• PROBLEM TO SOLVE:
Every line of the records must be repeated exactly; pictures stay out.

Records from a data source
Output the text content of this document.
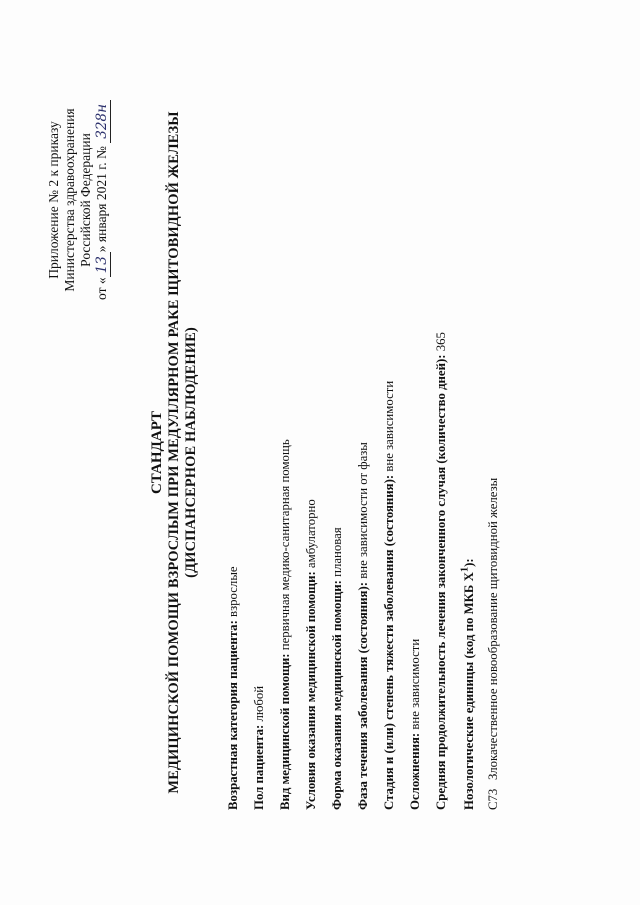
Приложение № 2 к приказу Министерства здравоохранения Российской Федерации
от «13» января 2021 г. № 328н
СТАНДАРТ МЕДИЦИНСКОЙ ПОМОЩИ ВЗРОСЛЫМ ПРИ МЕДУЛЛЯРНОМ РАКЕ ЩИТОВИДНОЙ ЖЕЛЕЗЫ (ДИСПАНСЕРНОЕ НАБЛЮДЕНИЕ)
Возрастная категория пациента: взрослые
Пол пациента: любой Вид медицинской помощи: первичная медико-санитарная помощь
Условия оказания медицинской помощи: амбулаторно
Форма оказания медицинской помощи: плановая
Фаза течения заболевания (состояния): вне зависимости от фазы Стадия и (или) степень тяжести заболевания (состояния): вне зависимости
Осложнения: вне зависимости Средняя продолжительность лечения законченного случая (количество дней): 365
Нозологические единицы (код по МКБ $X^1$):
C73Злокачественное новообразование щитовидной железы
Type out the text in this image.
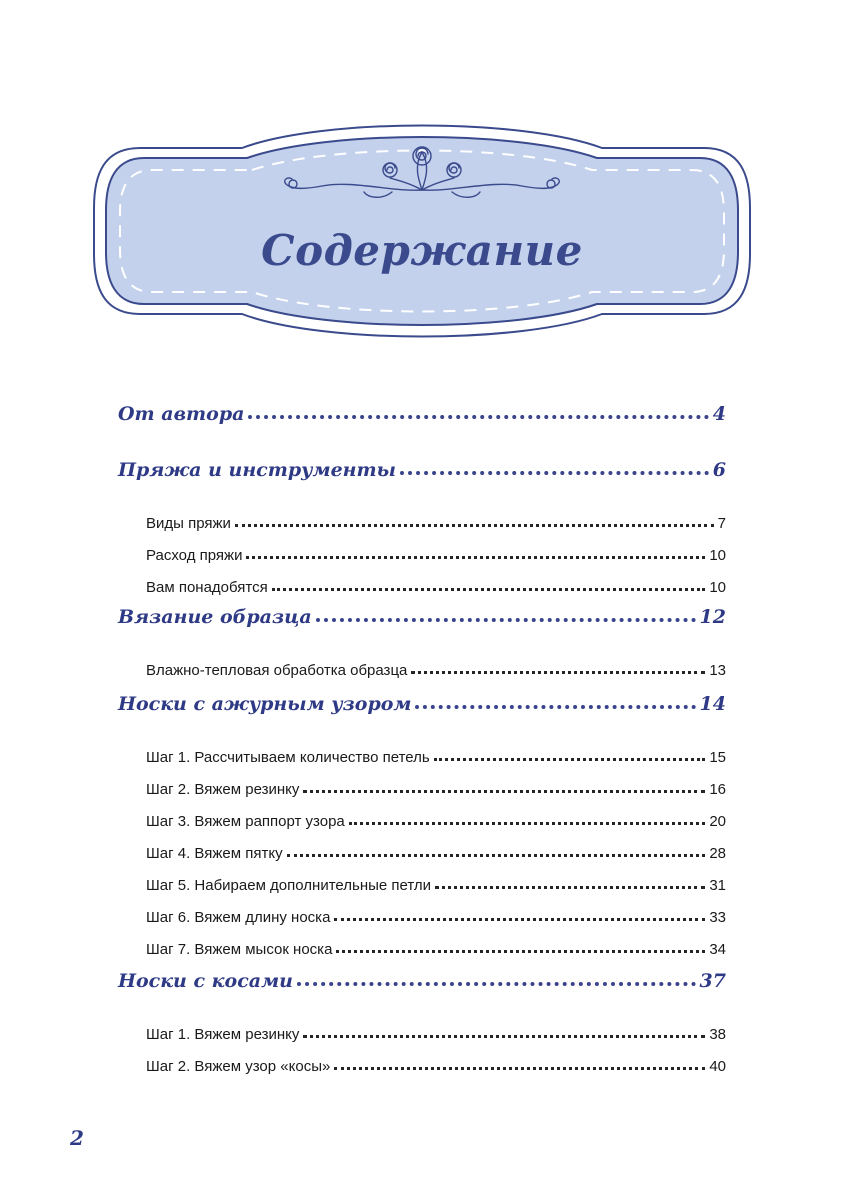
Содержание
От автора	4
Пряжа и инструменты	6
Виды пряжи	7
Расход пряжи	10
Вам понадобятся	10
Вязание образца	12
Влажно-тепловая обработка образца	13
Носки с ажурным узором	14
Шаг 1. Рассчитываем количество петель	15
Шаг 2. Вяжем резинку	16
Шаг 3. Вяжем раппорт узора	20
Шаг 4. Вяжем пятку	28
Шаг 5. Набираем дополнительные петли	31
Шаг 6. Вяжем длину носка	33
Шаг 7. Вяжем мысок носка	34
Носки с косами	37
Шаг 1. Вяжем резинку	38
Шаг 2. Вяжем узор «косы»	40
2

• TASK ANSWER:
Output the text content of this document.
Приложение № 2 к приказу Министерства здравоохранения Российской Федерации
от «13» января 2021 г. № 328н
СТАНДАРТ МЕДИЦИНСКОЙ ПОМОЩИ ВЗРОСЛЫМ ПРИ МЕДУЛЛЯРНОМ РАКЕ ЩИТОВИДНОЙ ЖЕЛЕЗЫ (ДИСПАНСЕРНОЕ НАБЛЮДЕНИЕ)
Возрастная категория пациента: взрослые
Пол пациента: любой Вид медицинской помощи: первичная медико-санитарная помощь
Условия оказания медицинской помощи: амбулаторно
Форма оказания медицинской помощи: плановая
Фаза течения заболевания (состояния): вне зависимости от фазы Стадия и (или) степень тяжести заболевания (состояния): вне зависимости
Осложнения: вне зависимости Средняя продолжительность лечения законченного случая (количество дней): 365
Нозологические единицы (код по МКБ $X^1$):
C73Злокачественное новообразование щитовидной железы
Type out the text in this image.
Содержание
От автора	4
Пряжа и инструменты	6
Виды пряжи	7
Расход пряжи	10
Вам понадобятся	10
Вязание образца	12
Влажно-тепловая обработка образца	13
Носки с ажурным узором	14
Шаг 1. Рассчитываем количество петель	15
Шаг 2. Вяжем резинку	16
Шаг 3. Вяжем раппорт узора	20
Шаг 4. Вяжем пятку	28
Шаг 5. Набираем дополнительные петли	31
Шаг 6. Вяжем длину носка	33
Шаг 7. Вяжем мысок носка	34
Носки с косами	37
Шаг 1. Вяжем резинку	38
Шаг 2. Вяжем узор «косы»	40
2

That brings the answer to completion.